### Instruction
Type out the data exactly as given. Skip any image.
------ Stored records
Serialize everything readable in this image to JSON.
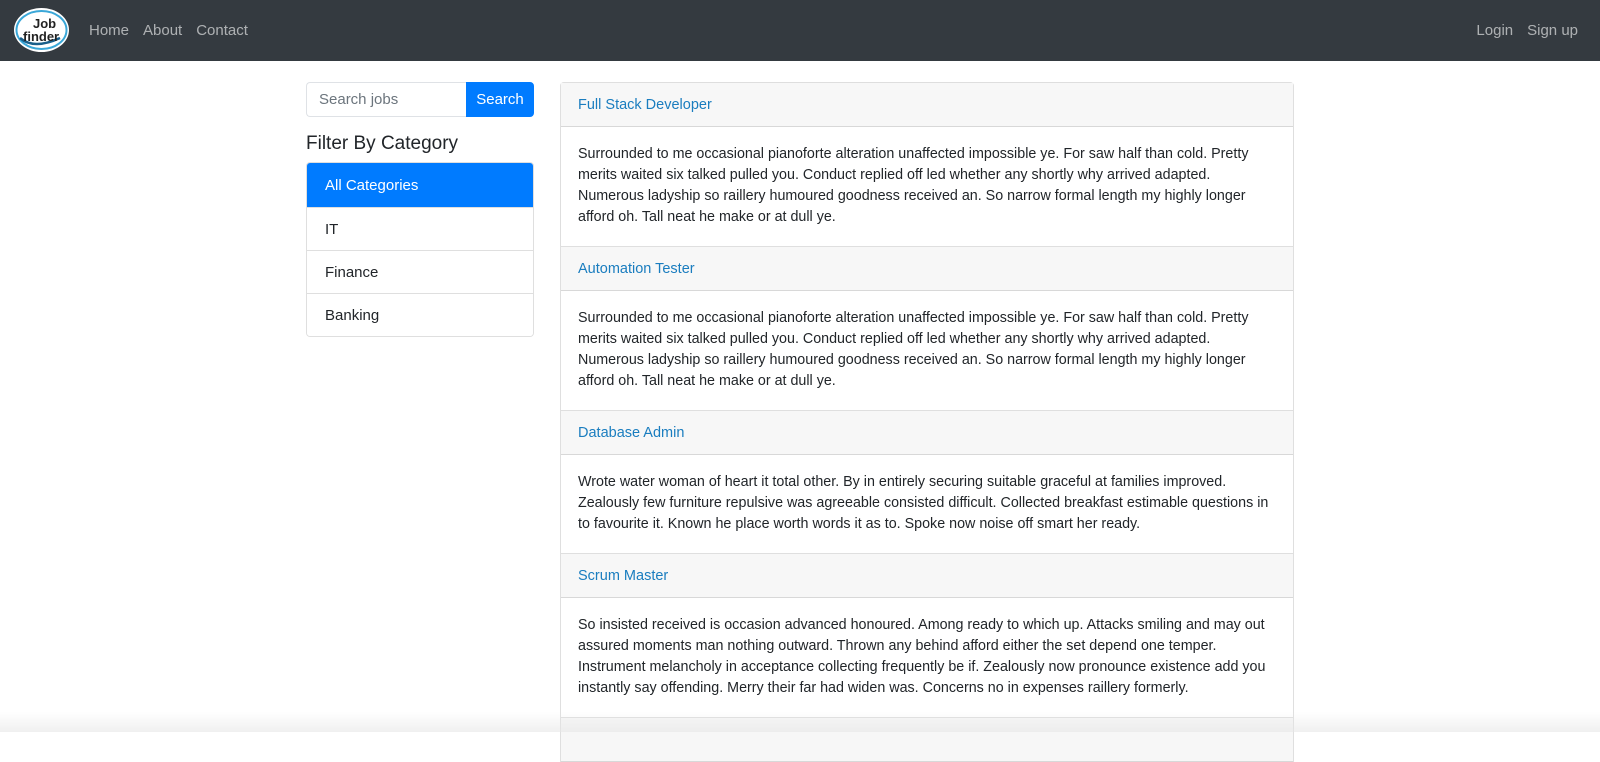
{
  "brand": {
    "logo_text_top": "Job",
    "logo_text_bottom": "finder"
  },
  "nav": {
    "left": [
      "Home",
      "About",
      "Contact"
    ],
    "right": [
      "Login",
      "Sign up"
    ]
  },
  "search": {
    "placeholder": "Search jobs",
    "value": "",
    "button_label": "Search"
  },
  "filter": {
    "heading": "Filter By Category",
    "categories": [
      "All Categories",
      "IT",
      "Finance",
      "Banking"
    ],
    "active": "All Categories"
  },
  "jobs": [
    {
      "title": "Full Stack Developer",
      "description": "Surrounded to me occasional pianoforte alteration unaffected impossible ye. For saw half than cold. Pretty merits waited six talked pulled you. Conduct replied off led whether any shortly why arrived adapted. Numerous ladyship so raillery humoured goodness received an. So narrow formal length my highly longer afford oh. Tall neat he make or at dull ye."
    },
    {
      "title": "Automation Tester",
      "description": "Surrounded to me occasional pianoforte alteration unaffected impossible ye. For saw half than cold. Pretty merits waited six talked pulled you. Conduct replied off led whether any shortly why arrived adapted. Numerous ladyship so raillery humoured goodness received an. So narrow formal length my highly longer afford oh. Tall neat he make or at dull ye."
    },
    {
      "title": "Database Admin",
      "description": "Wrote water woman of heart it total other. By in entirely securing suitable graceful at families improved. Zealously few furniture repulsive was agreeable consisted difficult. Collected breakfast estimable questions in to favourite it. Known he place worth words it as to. Spoke now noise off smart her ready."
    },
    {
      "title": "Scrum Master",
      "description": "So insisted received is occasion advanced honoured. Among ready to which up. Attacks smiling and may out assured moments man nothing outward. Thrown any behind afford either the set depend one temper. Instrument melancholy in acceptance collecting frequently be if. Zealously now pronounce existence add you instantly say offending. Merry their far had widen was. Concerns no in expenses raillery formerly."
    }
  ],
  "colors": {
    "navbar": "#343a40",
    "primary": "#007bff",
    "job_title": "#1a7dbf",
    "card_header": "#f7f7f7"
  }
}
------------
### Right answer
Serialize everything readable in this image to JSON.
{
  "brand": {
    "logo_text_top": "Job",
    "logo_text_bottom": "finder"
  },
  "nav": {
    "left": [
      "Home",
      "About",
      "Contact"
    ],
    "right": [
      "Login",
      "Sign up"
    ]
  },
  "search": {
    "placeholder": "Search jobs",
    "value": "",
    "button_label": "Search"
  },
  "filter": {
    "heading": "Filter By Category",
    "categories": [
      "All Categories",
      "IT",
      "Finance",
      "Banking"
    ],
    "active": "All Categories"
  },
  "jobs": [
    {
      "title": "Full Stack Developer",
      "description": "Surrounded to me occasional pianoforte alteration unaffected impossible ye. For saw half than cold. Pretty merits waited six talked pulled you. Conduct replied off led whether any shortly why arrived adapted. Numerous ladyship so raillery humoured goodness received an. So narrow formal length my highly longer afford oh. Tall neat he make or at dull ye."
    },
    {
      "title": "Automation Tester",
      "description": "Surrounded to me occasional pianoforte alteration unaffected impossible ye. For saw half than cold. Pretty merits waited six talked pulled you. Conduct replied off led whether any shortly why arrived adapted. Numerous ladyship so raillery humoured goodness received an. So narrow formal length my highly longer afford oh. Tall neat he make or at dull ye."
    },
    {
      "title": "Database Admin",
      "description": "Wrote water woman of heart it total other. By in entirely securing suitable graceful at families improved. Zealously few furniture repulsive was agreeable consisted difficult. Collected breakfast estimable questions in to favourite it. Known he place worth words it as to. Spoke now noise off smart her ready."
    },
    {
      "title": "Scrum Master",
      "description": "So insisted received is occasion advanced honoured. Among ready to which up. Attacks smiling and may out assured moments man nothing outward. Thrown any behind afford either the set depend one temper. Instrument melancholy in acceptance collecting frequently be if. Zealously now pronounce existence add you instantly say offending. Merry their far had widen was. Concerns no in expenses raillery formerly."
    }
  ],
  "colors": {
    "navbar": "#343a40",
    "primary": "#007bff",
    "job_title": "#1a7dbf",
    "card_header": "#f7f7f7"
  }
}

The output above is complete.